Directions for this task:
Every line with the string "ลากท" should be gathered.

Rows:
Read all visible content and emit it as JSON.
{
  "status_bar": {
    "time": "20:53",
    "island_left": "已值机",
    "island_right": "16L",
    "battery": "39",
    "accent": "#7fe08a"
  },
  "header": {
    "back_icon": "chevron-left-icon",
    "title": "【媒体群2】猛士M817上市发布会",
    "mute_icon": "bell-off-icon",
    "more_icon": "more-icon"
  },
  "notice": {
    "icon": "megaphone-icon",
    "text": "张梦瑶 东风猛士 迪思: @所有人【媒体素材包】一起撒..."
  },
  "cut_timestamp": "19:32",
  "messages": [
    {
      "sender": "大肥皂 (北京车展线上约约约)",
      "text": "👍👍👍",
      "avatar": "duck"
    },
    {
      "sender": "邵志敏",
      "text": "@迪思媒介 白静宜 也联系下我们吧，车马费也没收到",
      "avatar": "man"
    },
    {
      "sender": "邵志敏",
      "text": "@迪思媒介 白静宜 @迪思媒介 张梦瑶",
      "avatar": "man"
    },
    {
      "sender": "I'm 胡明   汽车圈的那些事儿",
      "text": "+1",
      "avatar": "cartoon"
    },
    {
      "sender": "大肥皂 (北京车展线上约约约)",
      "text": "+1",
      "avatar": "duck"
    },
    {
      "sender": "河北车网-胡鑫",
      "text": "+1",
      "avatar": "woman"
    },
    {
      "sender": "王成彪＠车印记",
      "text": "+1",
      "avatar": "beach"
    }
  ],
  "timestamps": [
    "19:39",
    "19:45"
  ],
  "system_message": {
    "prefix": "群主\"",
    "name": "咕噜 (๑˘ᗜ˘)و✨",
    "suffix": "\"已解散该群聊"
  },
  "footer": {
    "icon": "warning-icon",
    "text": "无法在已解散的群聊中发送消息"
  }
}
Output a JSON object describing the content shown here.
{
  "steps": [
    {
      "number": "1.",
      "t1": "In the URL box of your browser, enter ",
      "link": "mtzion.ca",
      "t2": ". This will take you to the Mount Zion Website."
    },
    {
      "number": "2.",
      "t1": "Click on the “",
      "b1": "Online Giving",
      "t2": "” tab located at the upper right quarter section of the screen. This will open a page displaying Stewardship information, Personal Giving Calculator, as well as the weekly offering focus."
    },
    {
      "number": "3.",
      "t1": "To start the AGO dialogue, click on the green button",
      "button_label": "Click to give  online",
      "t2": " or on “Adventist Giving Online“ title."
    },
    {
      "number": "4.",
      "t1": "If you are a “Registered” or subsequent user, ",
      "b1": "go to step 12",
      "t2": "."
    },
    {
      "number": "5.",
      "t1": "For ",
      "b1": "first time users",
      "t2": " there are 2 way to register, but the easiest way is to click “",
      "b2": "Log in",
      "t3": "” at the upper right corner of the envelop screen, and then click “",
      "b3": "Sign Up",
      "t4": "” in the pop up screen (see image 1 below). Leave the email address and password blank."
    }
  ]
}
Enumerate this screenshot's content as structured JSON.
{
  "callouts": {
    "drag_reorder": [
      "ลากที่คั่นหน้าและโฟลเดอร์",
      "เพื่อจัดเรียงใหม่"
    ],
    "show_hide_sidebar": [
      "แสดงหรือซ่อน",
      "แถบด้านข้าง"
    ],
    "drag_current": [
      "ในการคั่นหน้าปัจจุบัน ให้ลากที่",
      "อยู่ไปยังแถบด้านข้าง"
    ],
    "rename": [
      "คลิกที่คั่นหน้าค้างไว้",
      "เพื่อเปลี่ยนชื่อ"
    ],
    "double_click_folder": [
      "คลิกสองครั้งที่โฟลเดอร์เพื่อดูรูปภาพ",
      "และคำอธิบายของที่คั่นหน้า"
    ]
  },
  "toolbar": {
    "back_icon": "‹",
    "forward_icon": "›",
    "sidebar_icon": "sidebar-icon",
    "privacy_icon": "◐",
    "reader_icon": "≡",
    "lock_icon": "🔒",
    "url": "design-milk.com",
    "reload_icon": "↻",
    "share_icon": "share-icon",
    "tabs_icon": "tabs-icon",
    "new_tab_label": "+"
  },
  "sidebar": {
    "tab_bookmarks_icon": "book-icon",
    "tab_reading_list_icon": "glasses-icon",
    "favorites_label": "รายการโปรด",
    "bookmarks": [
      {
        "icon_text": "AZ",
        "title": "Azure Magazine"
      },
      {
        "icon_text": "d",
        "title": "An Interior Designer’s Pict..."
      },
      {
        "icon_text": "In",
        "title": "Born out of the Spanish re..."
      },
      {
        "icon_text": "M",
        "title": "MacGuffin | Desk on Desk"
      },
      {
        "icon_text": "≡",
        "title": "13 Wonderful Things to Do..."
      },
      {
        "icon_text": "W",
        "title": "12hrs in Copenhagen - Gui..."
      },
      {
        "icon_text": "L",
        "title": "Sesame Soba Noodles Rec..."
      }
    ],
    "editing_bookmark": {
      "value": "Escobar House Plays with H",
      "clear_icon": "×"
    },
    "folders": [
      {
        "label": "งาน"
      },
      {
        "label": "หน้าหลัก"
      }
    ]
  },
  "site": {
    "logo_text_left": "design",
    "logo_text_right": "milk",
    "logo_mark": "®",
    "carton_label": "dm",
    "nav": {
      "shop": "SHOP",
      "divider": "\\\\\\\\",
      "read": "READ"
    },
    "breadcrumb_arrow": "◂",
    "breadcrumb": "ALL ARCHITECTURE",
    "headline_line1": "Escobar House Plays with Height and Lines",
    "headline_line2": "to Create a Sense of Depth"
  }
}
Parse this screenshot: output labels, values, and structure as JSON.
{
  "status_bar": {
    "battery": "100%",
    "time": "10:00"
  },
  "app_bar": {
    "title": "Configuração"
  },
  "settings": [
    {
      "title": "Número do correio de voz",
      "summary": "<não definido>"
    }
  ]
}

Task answer:
      "ลากที่คั่นหน้าและโฟลเดอร์",
      "ในการคั่นหน้าปัจจุบัน ให้ลากที่",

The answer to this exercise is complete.